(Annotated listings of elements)
# # # # #

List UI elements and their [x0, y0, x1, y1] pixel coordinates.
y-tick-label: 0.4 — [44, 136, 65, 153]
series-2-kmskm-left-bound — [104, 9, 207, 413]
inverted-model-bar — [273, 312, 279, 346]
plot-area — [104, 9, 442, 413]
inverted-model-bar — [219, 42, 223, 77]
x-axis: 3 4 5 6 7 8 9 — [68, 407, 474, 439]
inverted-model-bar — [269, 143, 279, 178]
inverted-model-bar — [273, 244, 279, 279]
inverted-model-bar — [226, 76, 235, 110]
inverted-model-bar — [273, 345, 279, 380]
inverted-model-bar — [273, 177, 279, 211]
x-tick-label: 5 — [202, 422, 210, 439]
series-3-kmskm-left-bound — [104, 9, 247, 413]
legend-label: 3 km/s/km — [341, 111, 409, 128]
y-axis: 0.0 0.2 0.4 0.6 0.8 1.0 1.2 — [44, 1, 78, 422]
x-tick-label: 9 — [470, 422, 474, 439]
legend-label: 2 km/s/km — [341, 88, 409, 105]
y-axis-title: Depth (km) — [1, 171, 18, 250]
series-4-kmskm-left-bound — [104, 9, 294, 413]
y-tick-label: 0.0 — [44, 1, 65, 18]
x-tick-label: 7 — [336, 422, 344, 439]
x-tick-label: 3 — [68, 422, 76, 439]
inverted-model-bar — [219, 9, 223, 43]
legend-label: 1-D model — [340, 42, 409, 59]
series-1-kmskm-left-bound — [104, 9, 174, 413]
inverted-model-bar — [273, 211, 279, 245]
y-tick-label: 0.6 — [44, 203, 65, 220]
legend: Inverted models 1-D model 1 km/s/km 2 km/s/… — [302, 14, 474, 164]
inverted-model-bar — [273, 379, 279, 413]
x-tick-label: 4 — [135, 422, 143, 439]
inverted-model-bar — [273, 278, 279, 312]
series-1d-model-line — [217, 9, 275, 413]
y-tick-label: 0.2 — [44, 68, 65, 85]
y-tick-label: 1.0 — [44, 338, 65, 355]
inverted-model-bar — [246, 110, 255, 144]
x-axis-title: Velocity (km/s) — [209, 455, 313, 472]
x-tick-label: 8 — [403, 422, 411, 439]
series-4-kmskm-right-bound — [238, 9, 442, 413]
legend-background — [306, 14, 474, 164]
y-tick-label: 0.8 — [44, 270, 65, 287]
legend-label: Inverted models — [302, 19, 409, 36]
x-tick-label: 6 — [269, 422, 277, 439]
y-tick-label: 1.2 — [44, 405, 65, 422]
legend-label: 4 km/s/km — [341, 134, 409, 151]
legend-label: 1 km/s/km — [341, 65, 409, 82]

# # # # #

■ Goal ■
Please extract every line from all of the material above and reproduce each one verbatim.

■ Response ■
List UI elements and their [x0, y0, x1, y1] pixel coordinates.
y-tick-label: 0.4 — [44, 136, 65, 153]
series-2-kmskm-left-bound — [104, 9, 207, 413]
inverted-model-bar — [273, 312, 279, 346]
plot-area — [104, 9, 442, 413]
inverted-model-bar — [219, 42, 223, 77]
x-axis: 3 4 5 6 7 8 9 — [68, 407, 474, 439]
inverted-model-bar — [269, 143, 279, 178]
inverted-model-bar — [273, 244, 279, 279]
inverted-model-bar — [226, 76, 235, 110]
inverted-model-bar — [273, 345, 279, 380]
inverted-model-bar — [273, 177, 279, 211]
x-tick-label: 5 — [202, 422, 210, 439]
series-3-kmskm-left-bound — [104, 9, 247, 413]
legend-label: 3 km/s/km — [341, 111, 409, 128]
y-axis: 0.0 0.2 0.4 0.6 0.8 1.0 1.2 — [44, 1, 78, 422]
x-tick-label: 9 — [470, 422, 474, 439]
legend-label: 2 km/s/km — [341, 88, 409, 105]
y-axis-title: Depth (km) — [1, 171, 18, 250]
series-4-kmskm-left-bound — [104, 9, 294, 413]
y-tick-label: 0.0 — [44, 1, 65, 18]
x-tick-label: 7 — [336, 422, 344, 439]
x-tick-label: 3 — [68, 422, 76, 439]
inverted-model-bar — [219, 9, 223, 43]
legend-label: 1-D model — [340, 42, 409, 59]
series-1-kmskm-left-bound — [104, 9, 174, 413]
inverted-model-bar — [273, 211, 279, 245]
y-tick-label: 0.6 — [44, 203, 65, 220]
legend: Inverted models 1-D model 1 km/s/km 2 km/s/… — [302, 14, 474, 164]
inverted-model-bar — [273, 379, 279, 413]
x-tick-label: 4 — [135, 422, 143, 439]
inverted-model-bar — [273, 278, 279, 312]
series-1d-model-line — [217, 9, 275, 413]
y-tick-label: 0.2 — [44, 68, 65, 85]
y-tick-label: 1.0 — [44, 338, 65, 355]
inverted-model-bar — [246, 110, 255, 144]
x-axis-title: Velocity (km/s) — [209, 455, 313, 472]
x-tick-label: 8 — [403, 422, 411, 439]
series-4-kmskm-right-bound — [238, 9, 442, 413]
legend-background — [306, 14, 474, 164]
y-tick-label: 0.8 — [44, 270, 65, 287]
legend-label: Inverted models — [302, 19, 409, 36]
x-tick-label: 6 — [269, 422, 277, 439]
y-tick-label: 1.2 — [44, 405, 65, 422]
legend-label: 4 km/s/km — [341, 134, 409, 151]
legend-label: 1 km/s/km — [341, 65, 409, 82]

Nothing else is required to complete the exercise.